Data entries for graphics:
=-=-=-=-=

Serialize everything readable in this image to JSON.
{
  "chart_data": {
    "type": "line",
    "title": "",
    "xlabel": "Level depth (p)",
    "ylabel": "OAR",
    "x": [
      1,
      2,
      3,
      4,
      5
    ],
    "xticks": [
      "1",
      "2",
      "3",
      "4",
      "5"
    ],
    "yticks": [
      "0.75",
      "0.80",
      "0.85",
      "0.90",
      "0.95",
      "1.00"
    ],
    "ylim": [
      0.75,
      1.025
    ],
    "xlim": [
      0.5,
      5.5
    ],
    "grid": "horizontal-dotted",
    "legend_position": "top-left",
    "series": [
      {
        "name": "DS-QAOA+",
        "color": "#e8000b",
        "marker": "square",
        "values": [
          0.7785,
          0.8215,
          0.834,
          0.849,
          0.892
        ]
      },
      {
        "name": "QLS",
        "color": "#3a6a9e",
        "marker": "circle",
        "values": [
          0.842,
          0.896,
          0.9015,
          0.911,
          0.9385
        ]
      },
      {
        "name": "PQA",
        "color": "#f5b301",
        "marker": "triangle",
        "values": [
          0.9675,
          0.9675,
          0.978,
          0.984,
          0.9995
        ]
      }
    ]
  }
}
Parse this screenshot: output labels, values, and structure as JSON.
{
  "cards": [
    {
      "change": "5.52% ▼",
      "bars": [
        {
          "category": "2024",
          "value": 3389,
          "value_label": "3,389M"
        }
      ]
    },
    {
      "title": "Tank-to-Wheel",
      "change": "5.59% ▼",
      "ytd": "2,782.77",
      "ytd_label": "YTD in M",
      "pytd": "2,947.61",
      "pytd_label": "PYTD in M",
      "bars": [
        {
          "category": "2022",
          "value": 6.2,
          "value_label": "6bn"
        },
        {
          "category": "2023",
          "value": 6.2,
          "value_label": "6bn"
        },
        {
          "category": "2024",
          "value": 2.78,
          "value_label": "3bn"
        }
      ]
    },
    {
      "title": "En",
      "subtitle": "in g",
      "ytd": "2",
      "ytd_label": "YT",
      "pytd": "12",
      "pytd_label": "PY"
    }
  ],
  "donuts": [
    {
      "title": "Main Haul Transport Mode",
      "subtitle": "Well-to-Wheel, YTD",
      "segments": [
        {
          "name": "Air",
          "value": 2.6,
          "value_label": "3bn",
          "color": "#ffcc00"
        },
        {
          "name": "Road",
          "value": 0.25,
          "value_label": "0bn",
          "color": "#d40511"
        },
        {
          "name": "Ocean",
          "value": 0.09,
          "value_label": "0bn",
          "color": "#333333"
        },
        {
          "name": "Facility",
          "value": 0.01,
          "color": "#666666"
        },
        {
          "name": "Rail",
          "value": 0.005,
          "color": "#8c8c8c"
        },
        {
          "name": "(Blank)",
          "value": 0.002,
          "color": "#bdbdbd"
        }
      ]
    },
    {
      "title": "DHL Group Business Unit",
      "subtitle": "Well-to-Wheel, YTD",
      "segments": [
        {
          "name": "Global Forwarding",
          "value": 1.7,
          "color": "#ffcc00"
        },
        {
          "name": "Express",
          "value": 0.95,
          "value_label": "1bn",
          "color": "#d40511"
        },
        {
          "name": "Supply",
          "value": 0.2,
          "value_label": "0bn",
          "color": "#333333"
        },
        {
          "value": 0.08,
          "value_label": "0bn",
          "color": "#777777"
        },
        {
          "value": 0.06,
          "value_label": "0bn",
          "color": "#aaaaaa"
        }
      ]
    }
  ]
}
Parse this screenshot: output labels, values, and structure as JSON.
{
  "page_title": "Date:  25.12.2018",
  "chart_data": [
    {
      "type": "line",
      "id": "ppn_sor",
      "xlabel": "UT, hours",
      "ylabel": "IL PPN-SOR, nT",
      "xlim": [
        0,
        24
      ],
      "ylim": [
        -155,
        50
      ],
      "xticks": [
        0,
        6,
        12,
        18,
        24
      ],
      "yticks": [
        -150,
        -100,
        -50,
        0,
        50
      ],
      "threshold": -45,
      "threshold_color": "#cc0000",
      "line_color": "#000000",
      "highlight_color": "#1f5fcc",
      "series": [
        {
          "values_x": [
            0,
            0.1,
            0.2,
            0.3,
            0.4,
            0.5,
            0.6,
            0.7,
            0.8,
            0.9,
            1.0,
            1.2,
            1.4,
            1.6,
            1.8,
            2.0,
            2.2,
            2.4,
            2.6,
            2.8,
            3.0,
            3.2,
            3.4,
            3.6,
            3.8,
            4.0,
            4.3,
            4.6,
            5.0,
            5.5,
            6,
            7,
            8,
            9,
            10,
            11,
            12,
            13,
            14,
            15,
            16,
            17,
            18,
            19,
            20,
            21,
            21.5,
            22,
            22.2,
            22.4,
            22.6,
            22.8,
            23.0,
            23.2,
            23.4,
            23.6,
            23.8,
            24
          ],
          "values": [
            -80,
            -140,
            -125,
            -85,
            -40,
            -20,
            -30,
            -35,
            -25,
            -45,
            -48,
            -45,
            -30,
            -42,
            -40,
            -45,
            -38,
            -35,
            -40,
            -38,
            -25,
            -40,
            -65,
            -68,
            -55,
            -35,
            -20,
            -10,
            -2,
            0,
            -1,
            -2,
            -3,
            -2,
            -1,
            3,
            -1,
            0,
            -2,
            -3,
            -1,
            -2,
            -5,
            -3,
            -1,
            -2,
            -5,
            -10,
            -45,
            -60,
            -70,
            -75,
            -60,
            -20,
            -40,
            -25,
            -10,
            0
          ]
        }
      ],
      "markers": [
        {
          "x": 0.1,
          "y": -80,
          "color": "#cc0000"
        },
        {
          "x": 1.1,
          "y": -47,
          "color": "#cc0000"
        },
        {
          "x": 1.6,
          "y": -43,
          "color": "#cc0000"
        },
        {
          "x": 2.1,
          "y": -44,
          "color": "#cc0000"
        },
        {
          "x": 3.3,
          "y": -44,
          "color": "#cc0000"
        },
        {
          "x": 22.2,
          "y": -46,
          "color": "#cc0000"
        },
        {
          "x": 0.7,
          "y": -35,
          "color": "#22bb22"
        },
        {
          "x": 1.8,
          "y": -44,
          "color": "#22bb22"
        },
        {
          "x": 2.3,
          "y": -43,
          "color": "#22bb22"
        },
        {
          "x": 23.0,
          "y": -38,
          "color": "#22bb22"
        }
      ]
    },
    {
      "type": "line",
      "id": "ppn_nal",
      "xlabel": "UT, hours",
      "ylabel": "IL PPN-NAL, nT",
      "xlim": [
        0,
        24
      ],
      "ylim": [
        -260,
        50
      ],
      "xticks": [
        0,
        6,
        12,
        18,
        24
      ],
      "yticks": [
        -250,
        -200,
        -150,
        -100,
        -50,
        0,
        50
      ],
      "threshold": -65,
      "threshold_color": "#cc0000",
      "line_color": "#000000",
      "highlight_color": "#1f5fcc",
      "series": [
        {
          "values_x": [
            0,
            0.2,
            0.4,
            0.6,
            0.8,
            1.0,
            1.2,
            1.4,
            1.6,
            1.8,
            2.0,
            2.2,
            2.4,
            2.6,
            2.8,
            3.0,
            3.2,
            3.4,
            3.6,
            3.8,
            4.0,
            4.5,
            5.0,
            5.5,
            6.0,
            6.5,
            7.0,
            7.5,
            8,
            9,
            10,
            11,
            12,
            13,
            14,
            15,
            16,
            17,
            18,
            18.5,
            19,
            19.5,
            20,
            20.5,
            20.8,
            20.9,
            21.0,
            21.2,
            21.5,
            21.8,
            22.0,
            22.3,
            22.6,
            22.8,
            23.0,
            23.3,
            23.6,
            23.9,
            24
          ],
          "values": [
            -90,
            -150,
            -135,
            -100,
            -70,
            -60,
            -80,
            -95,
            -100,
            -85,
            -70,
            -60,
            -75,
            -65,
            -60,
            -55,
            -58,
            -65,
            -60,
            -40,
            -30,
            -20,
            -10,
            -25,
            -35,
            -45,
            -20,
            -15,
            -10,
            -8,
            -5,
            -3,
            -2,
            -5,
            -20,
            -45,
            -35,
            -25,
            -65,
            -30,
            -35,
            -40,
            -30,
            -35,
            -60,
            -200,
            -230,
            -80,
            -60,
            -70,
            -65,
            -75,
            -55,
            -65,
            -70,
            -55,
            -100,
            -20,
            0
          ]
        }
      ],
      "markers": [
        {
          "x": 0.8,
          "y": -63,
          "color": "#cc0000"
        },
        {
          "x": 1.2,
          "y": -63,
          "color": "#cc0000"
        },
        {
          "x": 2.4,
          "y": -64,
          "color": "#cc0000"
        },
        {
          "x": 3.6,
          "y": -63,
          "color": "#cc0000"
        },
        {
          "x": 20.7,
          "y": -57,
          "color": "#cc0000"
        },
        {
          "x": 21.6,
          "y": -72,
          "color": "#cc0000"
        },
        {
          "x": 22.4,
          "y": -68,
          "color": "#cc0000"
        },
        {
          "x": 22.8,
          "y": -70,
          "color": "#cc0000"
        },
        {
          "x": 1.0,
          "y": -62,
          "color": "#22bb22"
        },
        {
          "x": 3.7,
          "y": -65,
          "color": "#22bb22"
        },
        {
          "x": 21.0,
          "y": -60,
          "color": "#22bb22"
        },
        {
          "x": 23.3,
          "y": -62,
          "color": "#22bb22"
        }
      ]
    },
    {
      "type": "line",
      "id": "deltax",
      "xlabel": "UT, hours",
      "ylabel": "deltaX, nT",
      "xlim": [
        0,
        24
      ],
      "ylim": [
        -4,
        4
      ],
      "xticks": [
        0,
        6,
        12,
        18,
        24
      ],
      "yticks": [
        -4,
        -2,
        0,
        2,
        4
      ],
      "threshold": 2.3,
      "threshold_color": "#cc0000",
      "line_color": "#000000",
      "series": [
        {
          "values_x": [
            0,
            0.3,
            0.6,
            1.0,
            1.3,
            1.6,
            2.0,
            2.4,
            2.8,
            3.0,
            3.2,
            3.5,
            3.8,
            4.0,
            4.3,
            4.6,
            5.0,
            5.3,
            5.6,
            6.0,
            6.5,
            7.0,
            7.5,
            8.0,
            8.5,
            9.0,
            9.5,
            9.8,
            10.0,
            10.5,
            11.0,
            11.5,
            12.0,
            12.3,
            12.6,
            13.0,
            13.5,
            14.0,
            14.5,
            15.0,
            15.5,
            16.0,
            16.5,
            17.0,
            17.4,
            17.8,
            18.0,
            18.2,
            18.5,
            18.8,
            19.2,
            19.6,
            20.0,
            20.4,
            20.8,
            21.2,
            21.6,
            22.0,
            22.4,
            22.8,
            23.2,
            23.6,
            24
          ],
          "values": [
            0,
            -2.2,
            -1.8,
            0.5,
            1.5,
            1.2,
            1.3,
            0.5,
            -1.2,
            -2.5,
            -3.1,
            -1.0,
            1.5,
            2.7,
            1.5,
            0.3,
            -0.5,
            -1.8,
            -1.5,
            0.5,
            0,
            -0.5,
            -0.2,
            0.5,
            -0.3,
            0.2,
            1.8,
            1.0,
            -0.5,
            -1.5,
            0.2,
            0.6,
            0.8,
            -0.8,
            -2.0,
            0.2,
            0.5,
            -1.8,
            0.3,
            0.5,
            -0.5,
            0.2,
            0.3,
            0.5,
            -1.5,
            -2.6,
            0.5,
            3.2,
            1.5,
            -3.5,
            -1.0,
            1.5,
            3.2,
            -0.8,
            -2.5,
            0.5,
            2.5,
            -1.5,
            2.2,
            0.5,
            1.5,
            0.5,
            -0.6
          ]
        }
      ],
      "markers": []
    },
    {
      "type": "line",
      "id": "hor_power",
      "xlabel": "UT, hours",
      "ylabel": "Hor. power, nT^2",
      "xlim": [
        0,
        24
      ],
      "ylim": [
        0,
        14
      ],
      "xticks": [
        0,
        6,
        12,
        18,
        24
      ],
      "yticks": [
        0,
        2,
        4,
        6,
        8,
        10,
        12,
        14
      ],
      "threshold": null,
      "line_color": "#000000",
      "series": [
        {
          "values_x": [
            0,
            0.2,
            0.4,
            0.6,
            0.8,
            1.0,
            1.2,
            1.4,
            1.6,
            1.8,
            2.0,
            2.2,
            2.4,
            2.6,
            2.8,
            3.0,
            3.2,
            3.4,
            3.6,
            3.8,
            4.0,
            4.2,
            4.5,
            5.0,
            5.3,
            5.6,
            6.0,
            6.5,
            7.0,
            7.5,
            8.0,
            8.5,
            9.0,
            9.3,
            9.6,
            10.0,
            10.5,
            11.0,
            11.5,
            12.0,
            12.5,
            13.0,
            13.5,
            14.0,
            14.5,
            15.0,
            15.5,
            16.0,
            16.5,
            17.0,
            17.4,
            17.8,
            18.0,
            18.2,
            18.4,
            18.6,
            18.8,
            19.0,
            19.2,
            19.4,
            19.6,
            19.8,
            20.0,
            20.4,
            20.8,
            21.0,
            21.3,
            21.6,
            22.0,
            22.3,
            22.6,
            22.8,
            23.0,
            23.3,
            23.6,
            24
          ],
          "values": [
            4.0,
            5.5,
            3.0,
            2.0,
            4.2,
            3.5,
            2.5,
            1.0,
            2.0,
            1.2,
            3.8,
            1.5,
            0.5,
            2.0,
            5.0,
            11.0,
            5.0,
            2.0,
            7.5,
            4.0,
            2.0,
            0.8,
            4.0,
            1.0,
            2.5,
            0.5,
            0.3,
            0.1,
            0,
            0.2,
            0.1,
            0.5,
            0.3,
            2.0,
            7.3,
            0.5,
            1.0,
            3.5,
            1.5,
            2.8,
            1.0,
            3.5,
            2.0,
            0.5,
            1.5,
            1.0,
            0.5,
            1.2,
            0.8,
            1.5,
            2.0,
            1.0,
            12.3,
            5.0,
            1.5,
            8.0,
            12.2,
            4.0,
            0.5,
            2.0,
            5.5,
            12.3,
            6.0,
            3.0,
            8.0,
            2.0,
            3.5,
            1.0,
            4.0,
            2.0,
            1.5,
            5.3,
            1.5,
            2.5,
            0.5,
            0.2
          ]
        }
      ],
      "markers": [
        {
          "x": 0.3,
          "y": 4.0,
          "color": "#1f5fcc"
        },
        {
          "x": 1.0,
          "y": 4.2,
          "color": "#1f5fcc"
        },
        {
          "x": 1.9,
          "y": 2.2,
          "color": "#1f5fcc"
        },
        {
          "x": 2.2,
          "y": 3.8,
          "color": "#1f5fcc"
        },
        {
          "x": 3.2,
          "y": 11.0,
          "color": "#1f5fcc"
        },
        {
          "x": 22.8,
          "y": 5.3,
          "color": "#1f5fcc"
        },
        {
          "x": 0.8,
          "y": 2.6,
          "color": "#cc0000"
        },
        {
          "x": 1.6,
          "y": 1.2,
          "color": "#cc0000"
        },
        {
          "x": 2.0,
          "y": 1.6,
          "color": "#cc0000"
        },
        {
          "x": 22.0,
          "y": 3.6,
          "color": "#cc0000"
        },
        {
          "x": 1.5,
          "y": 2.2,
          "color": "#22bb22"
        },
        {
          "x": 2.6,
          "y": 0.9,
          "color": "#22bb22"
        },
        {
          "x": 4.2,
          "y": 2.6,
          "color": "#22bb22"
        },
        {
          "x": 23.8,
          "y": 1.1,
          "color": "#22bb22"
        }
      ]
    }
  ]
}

=-=-=-=-=

### WORK INSTRUCTIONS
Pull out all lines containing "ylabel".

### EXERCISE RESULT
    "ylabel": "OAR",
      "ylabel": "IL PPN-SOR, nT",
      "ylabel": "IL PPN-NAL, nT",
      "ylabel": "deltaX, nT",
      "ylabel": "Hor. power, nT^2",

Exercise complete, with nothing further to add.